### STATED EXERCISE:
Starting with the line that contains "Type out the text in this image.", copy each line exactly through the end of the listing, and omit all pictures.

### DATA SUPPLIED:

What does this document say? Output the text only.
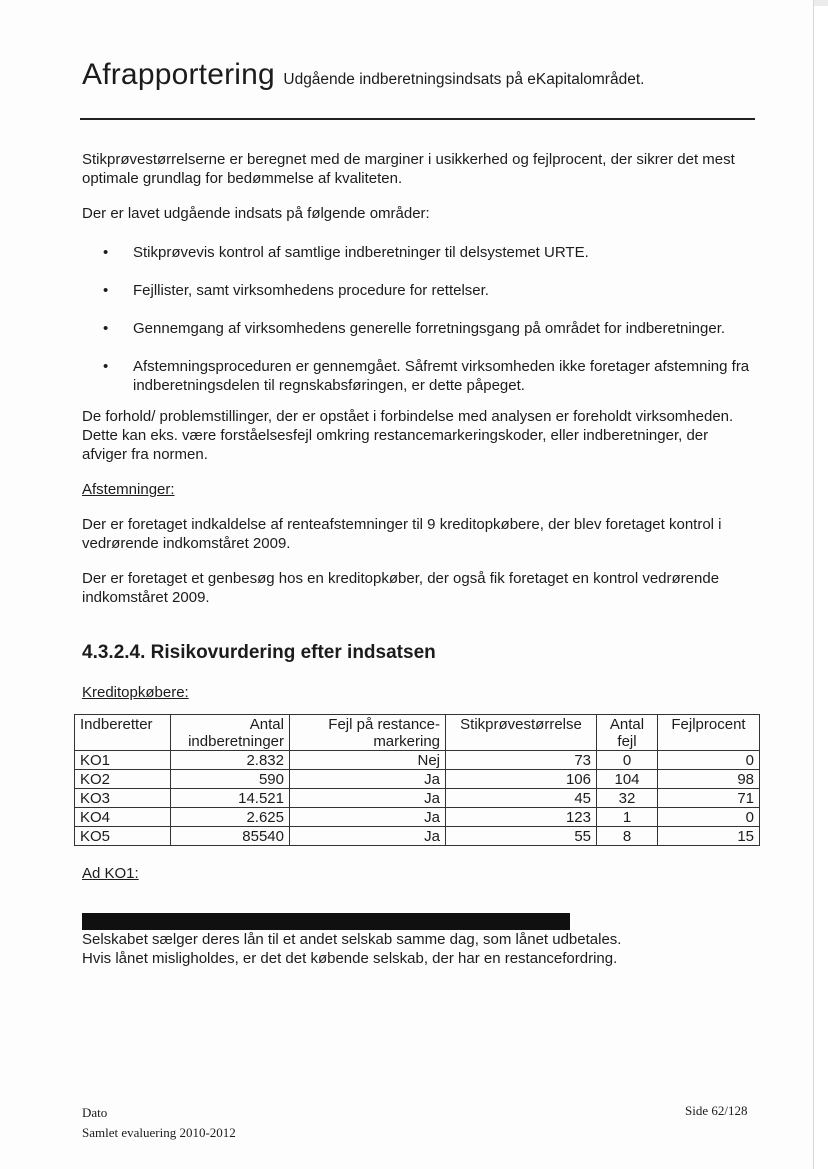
Afrapportering Udgående indberetningsindsats på eKapitalområdet.

Stikprøvestørrelserne er beregnet med de marginer i usikkerhed og fejlprocent, der sikrer det mest optimale grundlag for bedømmelse af kvaliteten.

Der er lavet udgående indsats på følgende områder:

• Stikprøvevis kontrol af samtlige indberetninger til delsystemet URTE.
• Fejllister, samt virksomhedens procedure for rettelser.
• Gennemgang af virksomhedens generelle forretningsgang på området for indberetninger.
• Afstemningsproceduren er gennemgået. Såfremt virksomheden ikke foretager afstemning fra indberetningsdelen til regnskabsføringen, er dette påpeget.

De forhold/ problemstillinger, der er opstået i forbindelse med analysen er foreholdt virksomheden. Dette kan eks. være forståelsesfejl omkring restancemarkeringskoder, eller indberetninger, der afviger fra normen.

Afstemninger:

Der er foretaget indkaldelse af renteafstemninger til 9 kreditopkøbere, der blev foretaget kontrol i vedrørende indkomståret 2009.

Der er foretaget et genbesøg hos en kreditopkøber, der også fik foretaget en kontrol vedrørende indkomståret 2009.

4.3.2.4. Risikovurdering efter indsatsen

Kreditopkøbere:

Indberetter	Antal indberetninger	Fejl på restance-markering	Stikprøvestørrelse	Antal fejl	Fejlprocent
KO1	2.832	Nej	73	0	0
KO2	590	Ja	106	104	98
KO3	14.521	Ja	45	32	71
KO4	2.625	Ja	123	1	0
KO5	85540	Ja	55	8	15

Ad KO1:

Selskabet sælger deres lån til et andet selskab samme dag, som lånet udbetales.
Hvis lånet misligholdes, er det det købende selskab, der har en restancefordring.
Dato
Samlet evaluering 2010-2012
Side 62/128
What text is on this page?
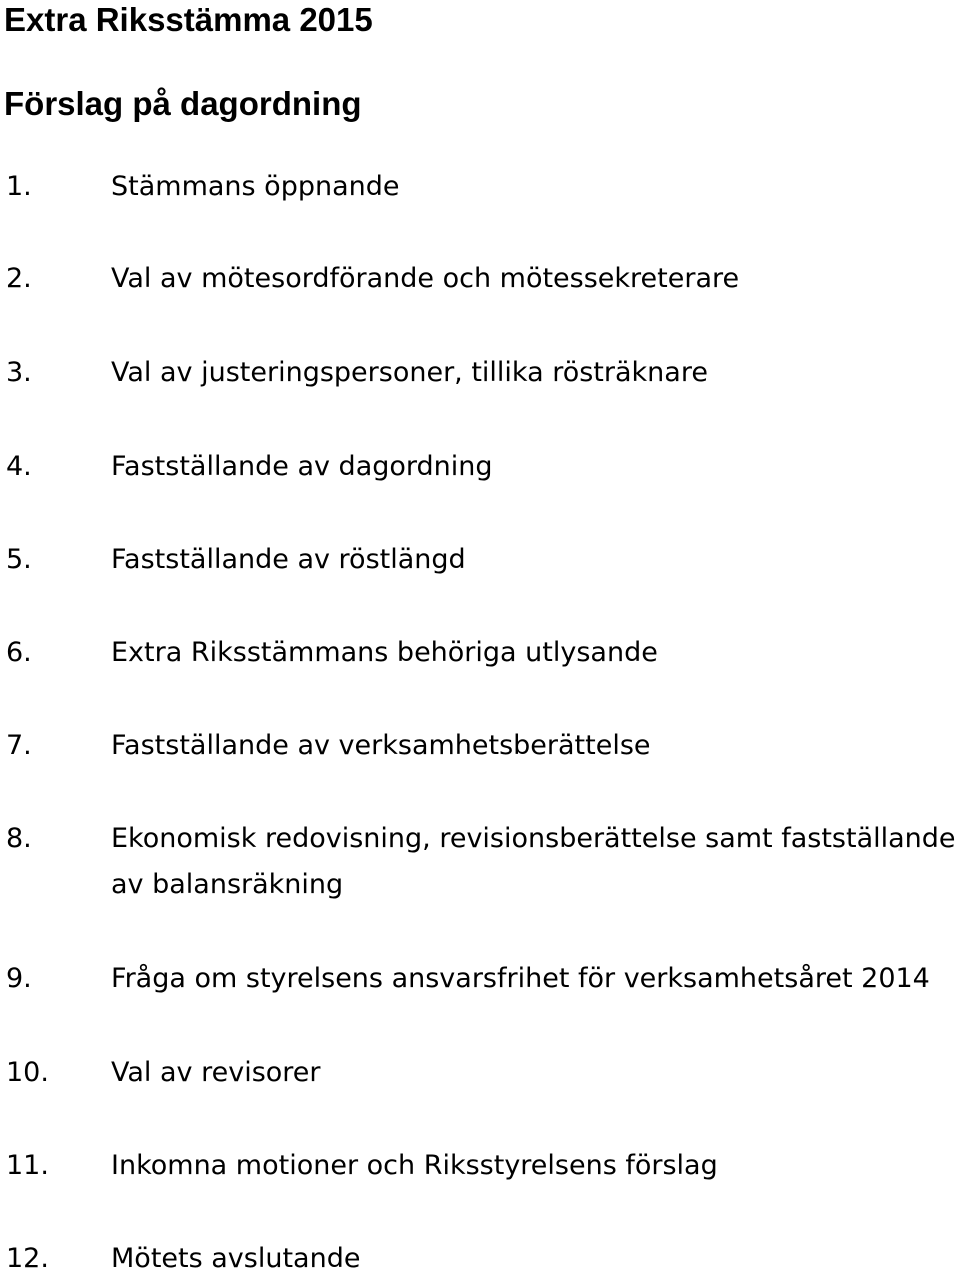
Extra Riksstämma 2015
Förslag på dagordning
1.	Stämmans öppnande
2.	Val av mötesordförande och mötessekreterare
3.	Val av justeringspersoner, tillika rösträknare
4.	Fastställande av dagordning
5.	Fastställande av röstlängd
6.	Extra Riksstämmans behöriga utlysande
7.	Fastställande av verksamhetsberättelse
8.	Ekonomisk redovisning, revisionsberättelse samt fastställande av balansräkning
9.	Fråga om styrelsens ansvarsfrihet för verksamhetsåret 2014
10. Val av revisorer
11. Inkomna motioner och Riksstyrelsens förslag
12. Mötets avslutande
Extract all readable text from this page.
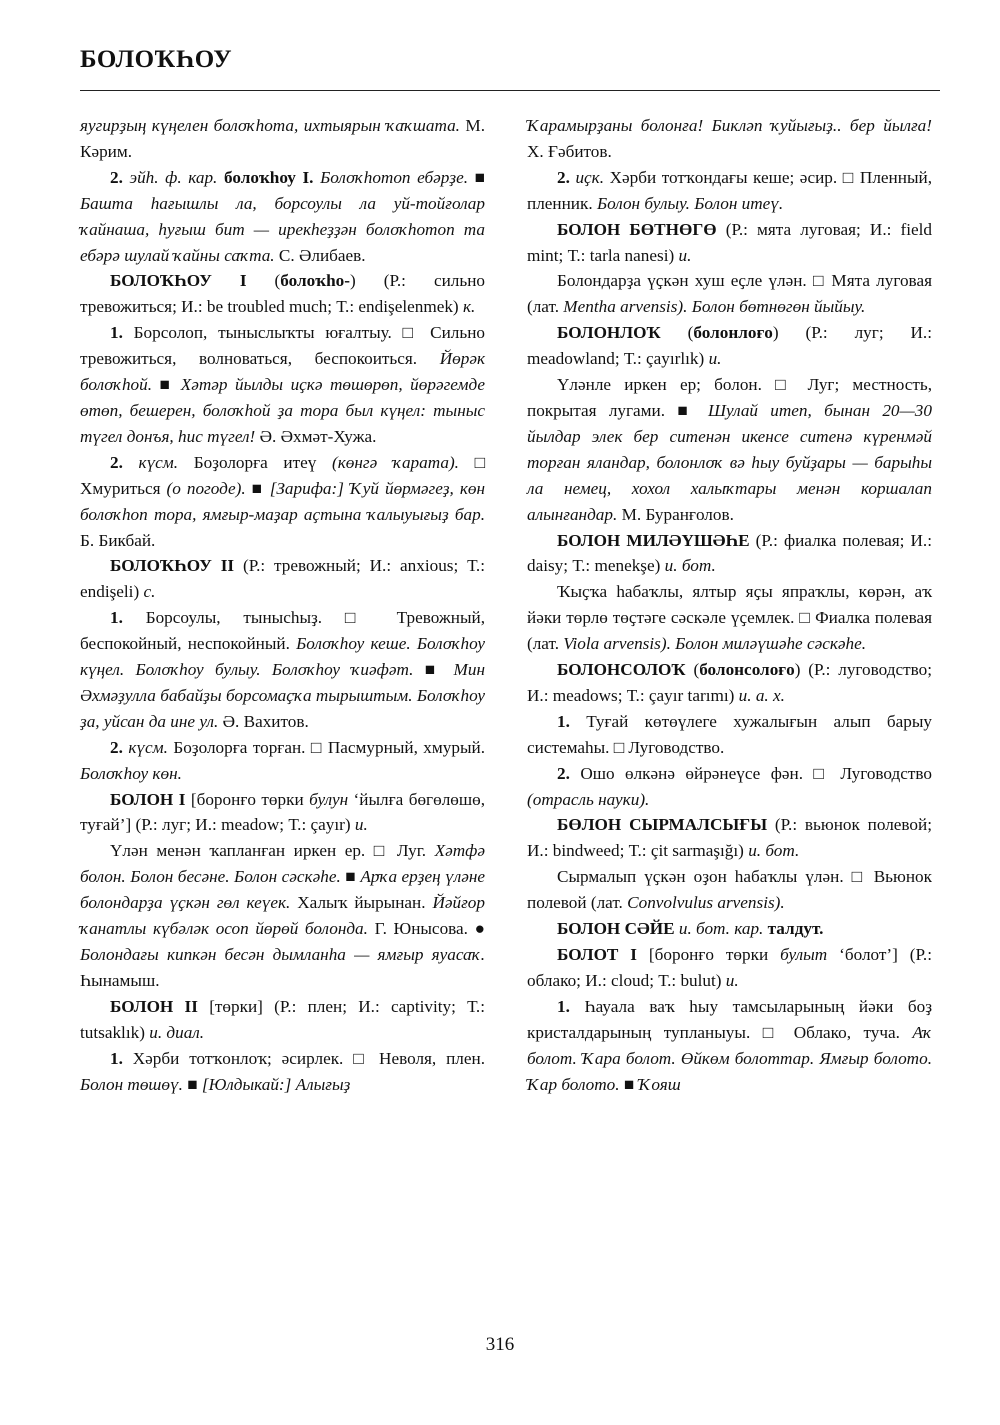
БОЛОҠҺОУ

яугирҙың күңелен болоҡһота, ихтыярын ҡаҡшата. М. Кәрим.

2. эйһ. ф. кар. болоҡһоу I. Болоҡһотоп ебәрҙе. ■ Башта һағышлы ла, борсоулы ла уй-тойғолар ҡайнаша, һуғыш бит — ирекһеҙҙән болоҡһотоп та ебәрә шулай ҡайны саҡта. С. Әлибаев.

БОЛОҠҺОУ I (болоҡһо-) (Р.: сильно тревожиться; И.: be troubled much; Т.: endişelenmek) к.

1. Борсолоп, тыныслыҡты юғалтыу. □ Сильно тревожиться, волноваться, беспокоиться. Йөрәк болоҡһой. ■ Хәтәр йылды иҫкә төшөрөп, йөрәгемде өтөп, бешерен, болоҡһой ҙа тора был күңел: тыныс түгел донъя, һис түгел! Ә. Әхмәт-Хужа.

2. күсм. Боҙолорға итеү (көнгә ҡарата). □ Хмуриться (о погоде). ■ [Зарифа:] Ҡуй йөрмәгеҙ, көн болоҡһоп тора, ямғыр-маҙар аҫтына ҡалыуығыҙ бар. Б. Бикбай.

БОЛОҠҺОУ II (Р.: тревожный; И.: anxious; Т.: endişeli) с.

1. Борсоулы, тынысһыҙ. □ Тревожный, беспокойный, неспокойный. Болоҡһоу кеше. Болоҡһоу күңел. Болоҡһоу булыу. Болоҡһоу ҡиәфәт. ■ Мин Әхмәҙулла бабайҙы борсомаҫҡа тырыштым. Болоҡһоу ҙа, уйсан да ине ул. Ә. Вахитов.

2. күсм. Боҙолорға торған. □ Пасмурный, хмурый. Болоҡһоу көн.

БОЛОН I [боронғо төрки булун ‘йылға бөгөлөшө, туғай’] (Р.: луг; И.: meadow; Т.: çayır) и.

Үлән менән ҡапланған иркен ер. □ Луг. Хәтфә болон. Болон бесәне. Болон сәскәһе. ■ Арҡа ерҙең үләне болондарҙа үҫкән гөл кеүек. Халыҡ йырынан. Йәйғор ҡанатлы күбәләк осоп йөрөй болонда. Г. Юнысова. ● Болондағы кипкән бесән дымланһа — ямғыр яуасаҡ. Һынамыш.

БОЛОН II [төрки] (Р.: плен; И.: captivity; Т.: tutsaklık) и. диал.

1. Хәрби тотҡонлоҡ; әсирлек. □ Неволя, плен. Болон төшөү. ■ [Юлдыкай:] Алығыҙ

Ҡарамырҙаны болонға! Бикләп ҡуйығыҙ.. бер йылға! Х. Ғәбитов.

2. иҫк. Хәрби тотҡондағы кеше; әсир. □ Пленный, пленник. Болон булыу. Болон итеү.

БОЛОН БӨТНӨГӨ (Р.: мята луговая; И.: field mint; Т.: tarla nanesi) и.

Болондарҙа үҫкән хуш еҫле үлән. □ Мята луговая (лат. Mentha arvensis). Болон бөтнөгөн йыйыу.

БОЛОНЛОҠ (болонлоғо) (Р.: луг; И.: meadowland; Т.: çayırlık) и.

Үләнле иркен ер; болон. □ Луг; местность, покрытая лугами. ■ Шулай итеп, бынан 20—30 йылдар элек бер ситенән икенсе ситенә күренмәй торған яландар, болонлоҡ вә һыу буйҙары — барыһы ла немец, хохол халыҡтары менән коршалап алынғандар. М. Буранғолов.

БОЛОН МИЛӘҮШӘҺЕ (Р.: фиалка полевая; И.: daisy; Т.: menekşe) и. бот.

Ҡыҫҡа һабаҡлы, ялтыр яҫы япраҡлы, көрән, аҡ йәки төрлө төҫтәге сәскәле үҫемлек. □ Фиалка полевая (лат. Viola arvensis). Болон миләүшәһе сәскәһе.

БОЛОНСОЛОҠ (болонсолоғо) (Р.: луговодство; И.: meadows; Т.: çayır tarımı) и. а. х.

1. Туғай көтөүлеге хужалығын алып барыу системаһы. □ Луговодство.

2. Ошо өлкәнә өйрәнеүсе фән. □ Луговодство (отрасль науки).

БӨЛОН СЫРМАЛСЫҒЫ (Р.: вьюнок полевой; И.: bindweed; Т.: çit sarmaşığı) и. бот.

Сырмалып үҫкән оҙон һабаҡлы үлән. □ Вьюнок полевой (лат. Convolvulus arvensis).

БОЛОН СӘЙЕ и. бот. кар. талдут.

БОЛОТ I [боронғо төрки булыт ‘болот’] (Р.: облако; И.: cloud; Т.: bulut) и.

1. Һауала ваҡ һыу тамсыларының йәки боҙ кристалдарының тупланыуы. □ Облако, туча. Аҡ болот. Ҡара болот. Өйкөм болоттар. Ямғыр болото. Ҡар болото. ■ Ҡояш

316
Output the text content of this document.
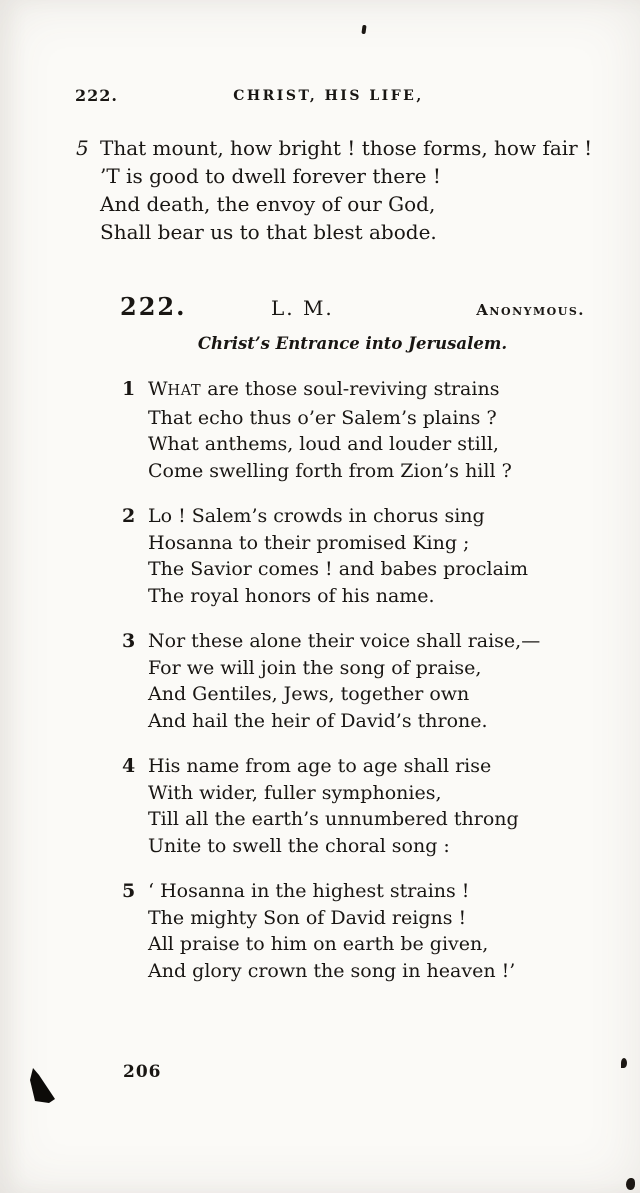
222.	CHRIST, HIS LIFE,
5 That mount, how bright ! those forms, how fair !
’T is good to dwell forever there !
And death, the envoy of our God,
Shall bear us to that blest abode.
222.	L. M.	Anonymous.
Christ’s Entrance into Jerusalem.
1 WHAT are those soul-reviving strains
That echo thus o’er Salem’s plains ?
What anthems, loud and louder still,
Come swelling forth from Zion’s hill ?
2 Lo ! Salem’s crowds in chorus sing
Hosanna to their promised King ;
The Savior comes ! and babes proclaim
The royal honors of his name.
3 Nor these alone their voice shall raise,—
For we will join the song of praise,
And Gentiles, Jews, together own
And hail the heir of David’s throne.
4 His name from age to age shall rise
With wider, fuller symphonies,
Till all the earth’s unnumbered throng
Unite to swell the choral song :
5 ‘ Hosanna in the highest strains !
The mighty Son of David reigns !
All praise to him on earth be given,
And glory crown the song in heaven !’
206
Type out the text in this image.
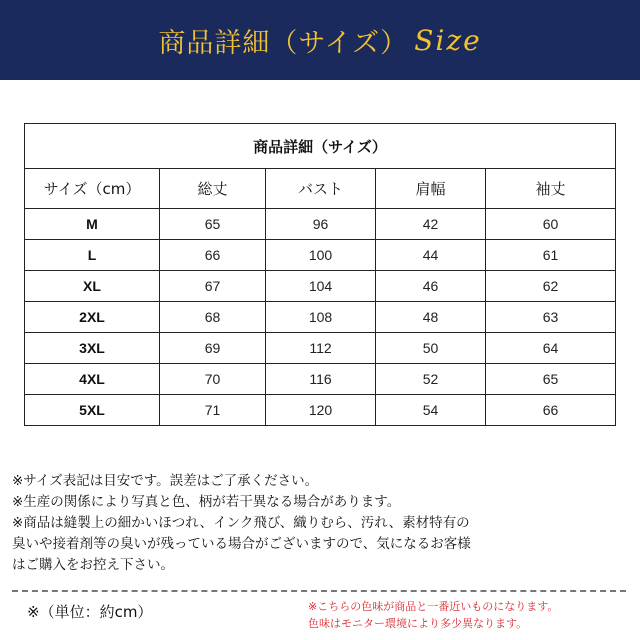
商品詳細（サイズ） Size
商品詳細（サイズ）				
サイズ（cm）	総丈	バスト	肩幅	袖丈
M	65	96	42	60
L	66	100	44	61
XL	67	104	46	62
2XL	68	108	48	63
3XL	69	112	50	64
4XL	70	116	52	65
5XL	71	120	54	66
※サイズ表記は目安です。誤差はご了承ください。
※生産の関係により写真と色、柄が若干異なる場合があります。
※商品は縫製上の細かいほつれ、インク飛び、織りむら、汚れ、素材特有の
臭いや接着剤等の臭いが残っている場合がございますので、気になるお客様
はご購入をお控え下さい。
※（単位：約cm）	※こちらの色味が商品と一番近いものになります。
色味はモニター環境により多少異なります。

### PROBLEM SOLUTION:
Type out the text in this image.
商品詳細（サイズ） Size
商品詳細（サイズ）				
サイズ（cm）	総丈	バスト	肩幅	袖丈
M	65	96	42	60
L	66	100	44	61
XL	67	104	46	62
2XL	68	108	48	63
3XL	69	112	50	64
4XL	70	116	52	65
5XL	71	120	54	66
※サイズ表記は目安です。誤差はご了承ください。
※生産の関係により写真と色、柄が若干異なる場合があります。
※商品は縫製上の細かいほつれ、インク飛び、織りむら、汚れ、素材特有の
臭いや接着剤等の臭いが残っている場合がございますので、気になるお客様
はご購入をお控え下さい。
※（単位：約cm）	※こちらの色味が商品と一番近いものになります。
色味はモニター環境により多少異なります。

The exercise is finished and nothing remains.